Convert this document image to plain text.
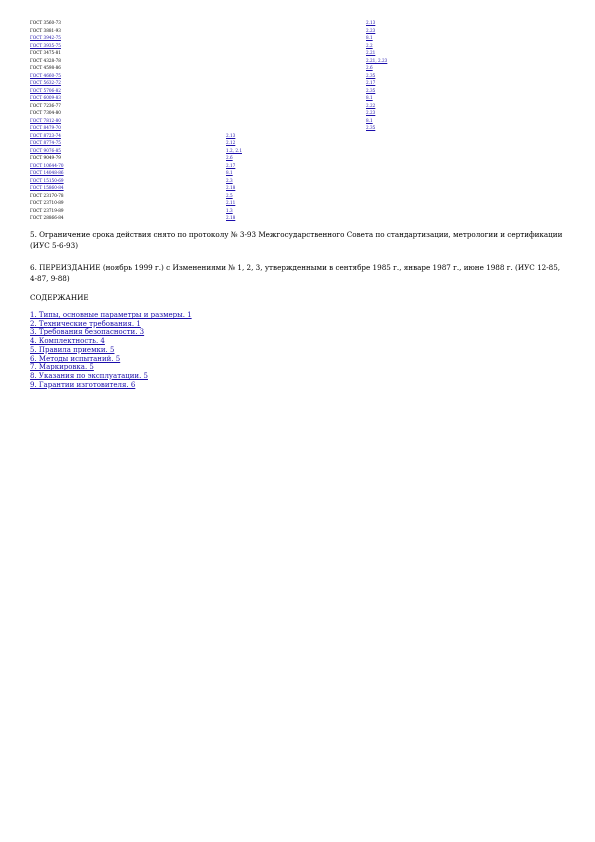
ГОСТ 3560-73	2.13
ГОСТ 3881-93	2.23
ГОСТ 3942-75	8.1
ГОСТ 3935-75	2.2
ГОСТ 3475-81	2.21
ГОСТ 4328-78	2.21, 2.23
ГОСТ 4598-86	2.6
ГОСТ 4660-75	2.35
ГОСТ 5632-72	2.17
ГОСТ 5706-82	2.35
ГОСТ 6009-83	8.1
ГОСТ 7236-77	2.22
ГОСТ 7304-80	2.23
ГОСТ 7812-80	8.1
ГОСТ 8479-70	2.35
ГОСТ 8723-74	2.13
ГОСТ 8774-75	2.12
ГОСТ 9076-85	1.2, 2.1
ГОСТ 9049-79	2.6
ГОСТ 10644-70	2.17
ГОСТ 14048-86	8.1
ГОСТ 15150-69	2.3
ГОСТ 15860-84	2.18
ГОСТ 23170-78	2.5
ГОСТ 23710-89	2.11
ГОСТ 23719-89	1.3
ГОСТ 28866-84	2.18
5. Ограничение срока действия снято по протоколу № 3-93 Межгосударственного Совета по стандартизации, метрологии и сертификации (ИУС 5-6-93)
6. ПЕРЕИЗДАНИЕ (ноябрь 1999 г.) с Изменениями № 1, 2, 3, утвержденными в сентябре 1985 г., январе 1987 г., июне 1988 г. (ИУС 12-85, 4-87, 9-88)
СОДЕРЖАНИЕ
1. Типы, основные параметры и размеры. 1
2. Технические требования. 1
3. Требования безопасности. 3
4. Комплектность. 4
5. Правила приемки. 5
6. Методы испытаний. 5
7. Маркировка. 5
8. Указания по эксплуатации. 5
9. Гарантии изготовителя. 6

◆ ◆ ◆

WHAT THE TASK ASKS — Make an exact copy of the listing above. Do not include the pictures.

THE COMPLETED TASK —
Convert this document image to plain text.
ГОСТ 3560-73	2.13
ГОСТ 3881-93	2.23
ГОСТ 3942-75	8.1
ГОСТ 3935-75	2.2
ГОСТ 3475-81	2.21
ГОСТ 4328-78	2.21, 2.23
ГОСТ 4598-86	2.6
ГОСТ 4660-75	2.35
ГОСТ 5632-72	2.17
ГОСТ 5706-82	2.35
ГОСТ 6009-83	8.1
ГОСТ 7236-77	2.22
ГОСТ 7304-80	2.23
ГОСТ 7812-80	8.1
ГОСТ 8479-70	2.35
ГОСТ 8723-74	2.13
ГОСТ 8774-75	2.12
ГОСТ 9076-85	1.2, 2.1
ГОСТ 9049-79	2.6
ГОСТ 10644-70	2.17
ГОСТ 14048-86	8.1
ГОСТ 15150-69	2.3
ГОСТ 15860-84	2.18
ГОСТ 23170-78	2.5
ГОСТ 23710-89	2.11
ГОСТ 23719-89	1.3
ГОСТ 28866-84	2.18
5. Ограничение срока действия снято по протоколу № 3-93 Межгосударственного Совета по стандартизации, метрологии и сертификации (ИУС 5-6-93)
6. ПЕРЕИЗДАНИЕ (ноябрь 1999 г.) с Изменениями № 1, 2, 3, утвержденными в сентябре 1985 г., январе 1987 г., июне 1988 г. (ИУС 12-85, 4-87, 9-88)
СОДЕРЖАНИЕ
1. Типы, основные параметры и размеры. 1
2. Технические требования. 1
3. Требования безопасности. 3
4. Комплектность. 4
5. Правила приемки. 5
6. Методы испытаний. 5
7. Маркировка. 5
8. Указания по эксплуатации. 5
9. Гарантии изготовителя. 6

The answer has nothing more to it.